══ SUPPLIED DATA ══

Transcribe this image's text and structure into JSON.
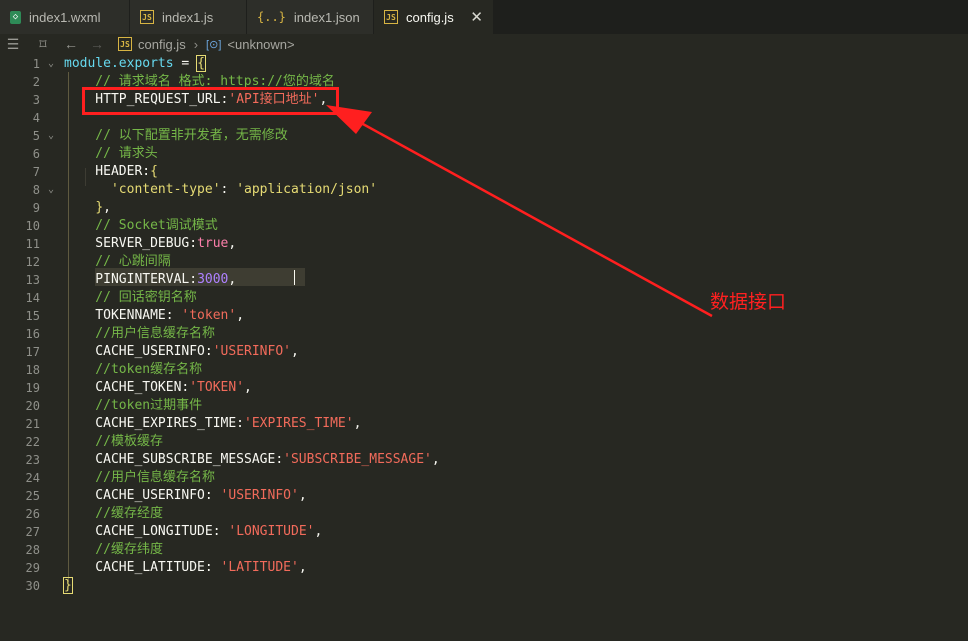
{
  "tabs": [
    {
      "name": "tab-index1-wxml",
      "icon": "wxml-file-icon",
      "label": "index1.wxml",
      "active": false
    },
    {
      "name": "tab-index1-js",
      "icon": "js-file-icon",
      "label": "index1.js",
      "active": false
    },
    {
      "name": "tab-index1-json",
      "icon": "json-file-icon",
      "label": "index1.json",
      "active": false
    },
    {
      "name": "tab-config-js",
      "icon": "js-file-icon",
      "label": "config.js",
      "active": true
    }
  ],
  "breadcrumb": {
    "file": "config.js",
    "symbol": "<unknown>"
  },
  "colors": {
    "accent": "#e6db74",
    "annotation": "#ff1f1f",
    "background": "#272822"
  },
  "line_numbers": [
    "1",
    "2",
    "3",
    "4",
    "5",
    "6",
    "7",
    "8",
    "9",
    "10",
    "11",
    "12",
    "13",
    "14",
    "15",
    "16",
    "17",
    "18",
    "19",
    "20",
    "21",
    "22",
    "23",
    "24",
    "25",
    "26",
    "27",
    "28",
    "29",
    "30"
  ],
  "code_lines": [
    [
      {
        "t": "module.exports",
        "c": "kw"
      },
      {
        "t": " = ",
        "c": "p"
      },
      {
        "t": "{",
        "c": "brace brace-box"
      }
    ],
    [
      {
        "t": "    // 请求域名 格式: https://您的域名",
        "c": "cm"
      }
    ],
    [
      {
        "t": "    HTTP_REQUEST_URL:",
        "c": "p"
      },
      {
        "t": "'API接口地址'",
        "c": "str2"
      },
      {
        "t": ",",
        "c": "p"
      }
    ],
    [],
    [
      {
        "t": "    // 以下配置非开发者，无需修改",
        "c": "cm"
      }
    ],
    [
      {
        "t": "    // 请求头",
        "c": "cm"
      }
    ],
    [
      {
        "t": "    HEADER:",
        "c": "p"
      },
      {
        "t": "{",
        "c": "brace"
      }
    ],
    [
      {
        "t": "      'content-type'",
        "c": "str"
      },
      {
        "t": ": ",
        "c": "p"
      },
      {
        "t": "'application/json'",
        "c": "str"
      }
    ],
    [
      {
        "t": "    ",
        "c": "p"
      },
      {
        "t": "}",
        "c": "brace"
      },
      {
        "t": ",",
        "c": "p"
      }
    ],
    [
      {
        "t": "    // Socket调试模式",
        "c": "cm"
      }
    ],
    [
      {
        "t": "    SERVER_DEBUG:",
        "c": "p"
      },
      {
        "t": "true",
        "c": "bool"
      },
      {
        "t": ",",
        "c": "p"
      }
    ],
    [
      {
        "t": "    // 心跳间隔",
        "c": "cm"
      }
    ],
    [
      {
        "t": "    PINGINTERVAL:",
        "c": "p"
      },
      {
        "t": "3000",
        "c": "num"
      },
      {
        "t": ",",
        "c": "p"
      }
    ],
    [
      {
        "t": "    // 回话密钥名称",
        "c": "cm"
      }
    ],
    [
      {
        "t": "    TOKENNAME: ",
        "c": "p"
      },
      {
        "t": "'token'",
        "c": "str2"
      },
      {
        "t": ",",
        "c": "p"
      }
    ],
    [
      {
        "t": "    //用户信息缓存名称",
        "c": "cm"
      }
    ],
    [
      {
        "t": "    CACHE_USERINFO:",
        "c": "p"
      },
      {
        "t": "'USERINFO'",
        "c": "str2"
      },
      {
        "t": ",",
        "c": "p"
      }
    ],
    [
      {
        "t": "    //token缓存名称",
        "c": "cm"
      }
    ],
    [
      {
        "t": "    CACHE_TOKEN:",
        "c": "p"
      },
      {
        "t": "'TOKEN'",
        "c": "str2"
      },
      {
        "t": ",",
        "c": "p"
      }
    ],
    [
      {
        "t": "    //token过期事件",
        "c": "cm"
      }
    ],
    [
      {
        "t": "    CACHE_EXPIRES_TIME:",
        "c": "p"
      },
      {
        "t": "'EXPIRES_TIME'",
        "c": "str2"
      },
      {
        "t": ",",
        "c": "p"
      }
    ],
    [
      {
        "t": "    //模板缓存",
        "c": "cm"
      }
    ],
    [
      {
        "t": "    CACHE_SUBSCRIBE_MESSAGE:",
        "c": "p"
      },
      {
        "t": "'SUBSCRIBE_MESSAGE'",
        "c": "str2"
      },
      {
        "t": ",",
        "c": "p"
      }
    ],
    [
      {
        "t": "    //用户信息缓存名称",
        "c": "cm"
      }
    ],
    [
      {
        "t": "    CACHE_USERINFO: ",
        "c": "p"
      },
      {
        "t": "'USERINFO'",
        "c": "str2"
      },
      {
        "t": ",",
        "c": "p"
      }
    ],
    [
      {
        "t": "    //缓存经度",
        "c": "cm"
      }
    ],
    [
      {
        "t": "    CACHE_LONGITUDE: ",
        "c": "p"
      },
      {
        "t": "'LONGITUDE'",
        "c": "str2"
      },
      {
        "t": ",",
        "c": "p"
      }
    ],
    [
      {
        "t": "    //缓存纬度",
        "c": "cm"
      }
    ],
    [
      {
        "t": "    CACHE_LATITUDE: ",
        "c": "p"
      },
      {
        "t": "'LATITUDE'",
        "c": "str2"
      },
      {
        "t": ",",
        "c": "p"
      }
    ],
    [
      {
        "t": "}",
        "c": "brace brace-box"
      }
    ]
  ],
  "fold_markers": [
    "1",
    "5",
    "8"
  ],
  "annotation": {
    "label": "数据接口"
  }
}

═══

GIVEN PROBLEM
Copy every line of the data word for word, omitting the images.

OUTPUT OF THE TASK
Transcribe this image's text and structure into JSON.
{
  "tabs": [
    {
      "name": "tab-index1-wxml",
      "icon": "wxml-file-icon",
      "label": "index1.wxml",
      "active": false
    },
    {
      "name": "tab-index1-js",
      "icon": "js-file-icon",
      "label": "index1.js",
      "active": false
    },
    {
      "name": "tab-index1-json",
      "icon": "json-file-icon",
      "label": "index1.json",
      "active": false
    },
    {
      "name": "tab-config-js",
      "icon": "js-file-icon",
      "label": "config.js",
      "active": true
    }
  ],
  "breadcrumb": {
    "file": "config.js",
    "symbol": "<unknown>"
  },
  "colors": {
    "accent": "#e6db74",
    "annotation": "#ff1f1f",
    "background": "#272822"
  },
  "line_numbers": [
    "1",
    "2",
    "3",
    "4",
    "5",
    "6",
    "7",
    "8",
    "9",
    "10",
    "11",
    "12",
    "13",
    "14",
    "15",
    "16",
    "17",
    "18",
    "19",
    "20",
    "21",
    "22",
    "23",
    "24",
    "25",
    "26",
    "27",
    "28",
    "29",
    "30"
  ],
  "code_lines": [
    [
      {
        "t": "module.exports",
        "c": "kw"
      },
      {
        "t": " = ",
        "c": "p"
      },
      {
        "t": "{",
        "c": "brace brace-box"
      }
    ],
    [
      {
        "t": "    // 请求域名 格式: https://您的域名",
        "c": "cm"
      }
    ],
    [
      {
        "t": "    HTTP_REQUEST_URL:",
        "c": "p"
      },
      {
        "t": "'API接口地址'",
        "c": "str2"
      },
      {
        "t": ",",
        "c": "p"
      }
    ],
    [],
    [
      {
        "t": "    // 以下配置非开发者，无需修改",
        "c": "cm"
      }
    ],
    [
      {
        "t": "    // 请求头",
        "c": "cm"
      }
    ],
    [
      {
        "t": "    HEADER:",
        "c": "p"
      },
      {
        "t": "{",
        "c": "brace"
      }
    ],
    [
      {
        "t": "      'content-type'",
        "c": "str"
      },
      {
        "t": ": ",
        "c": "p"
      },
      {
        "t": "'application/json'",
        "c": "str"
      }
    ],
    [
      {
        "t": "    ",
        "c": "p"
      },
      {
        "t": "}",
        "c": "brace"
      },
      {
        "t": ",",
        "c": "p"
      }
    ],
    [
      {
        "t": "    // Socket调试模式",
        "c": "cm"
      }
    ],
    [
      {
        "t": "    SERVER_DEBUG:",
        "c": "p"
      },
      {
        "t": "true",
        "c": "bool"
      },
      {
        "t": ",",
        "c": "p"
      }
    ],
    [
      {
        "t": "    // 心跳间隔",
        "c": "cm"
      }
    ],
    [
      {
        "t": "    PINGINTERVAL:",
        "c": "p"
      },
      {
        "t": "3000",
        "c": "num"
      },
      {
        "t": ",",
        "c": "p"
      }
    ],
    [
      {
        "t": "    // 回话密钥名称",
        "c": "cm"
      }
    ],
    [
      {
        "t": "    TOKENNAME: ",
        "c": "p"
      },
      {
        "t": "'token'",
        "c": "str2"
      },
      {
        "t": ",",
        "c": "p"
      }
    ],
    [
      {
        "t": "    //用户信息缓存名称",
        "c": "cm"
      }
    ],
    [
      {
        "t": "    CACHE_USERINFO:",
        "c": "p"
      },
      {
        "t": "'USERINFO'",
        "c": "str2"
      },
      {
        "t": ",",
        "c": "p"
      }
    ],
    [
      {
        "t": "    //token缓存名称",
        "c": "cm"
      }
    ],
    [
      {
        "t": "    CACHE_TOKEN:",
        "c": "p"
      },
      {
        "t": "'TOKEN'",
        "c": "str2"
      },
      {
        "t": ",",
        "c": "p"
      }
    ],
    [
      {
        "t": "    //token过期事件",
        "c": "cm"
      }
    ],
    [
      {
        "t": "    CACHE_EXPIRES_TIME:",
        "c": "p"
      },
      {
        "t": "'EXPIRES_TIME'",
        "c": "str2"
      },
      {
        "t": ",",
        "c": "p"
      }
    ],
    [
      {
        "t": "    //模板缓存",
        "c": "cm"
      }
    ],
    [
      {
        "t": "    CACHE_SUBSCRIBE_MESSAGE:",
        "c": "p"
      },
      {
        "t": "'SUBSCRIBE_MESSAGE'",
        "c": "str2"
      },
      {
        "t": ",",
        "c": "p"
      }
    ],
    [
      {
        "t": "    //用户信息缓存名称",
        "c": "cm"
      }
    ],
    [
      {
        "t": "    CACHE_USERINFO: ",
        "c": "p"
      },
      {
        "t": "'USERINFO'",
        "c": "str2"
      },
      {
        "t": ",",
        "c": "p"
      }
    ],
    [
      {
        "t": "    //缓存经度",
        "c": "cm"
      }
    ],
    [
      {
        "t": "    CACHE_LONGITUDE: ",
        "c": "p"
      },
      {
        "t": "'LONGITUDE'",
        "c": "str2"
      },
      {
        "t": ",",
        "c": "p"
      }
    ],
    [
      {
        "t": "    //缓存纬度",
        "c": "cm"
      }
    ],
    [
      {
        "t": "    CACHE_LATITUDE: ",
        "c": "p"
      },
      {
        "t": "'LATITUDE'",
        "c": "str2"
      },
      {
        "t": ",",
        "c": "p"
      }
    ],
    [
      {
        "t": "}",
        "c": "brace brace-box"
      }
    ]
  ],
  "fold_markers": [
    "1",
    "5",
    "8"
  ],
  "annotation": {
    "label": "数据接口"
  }
}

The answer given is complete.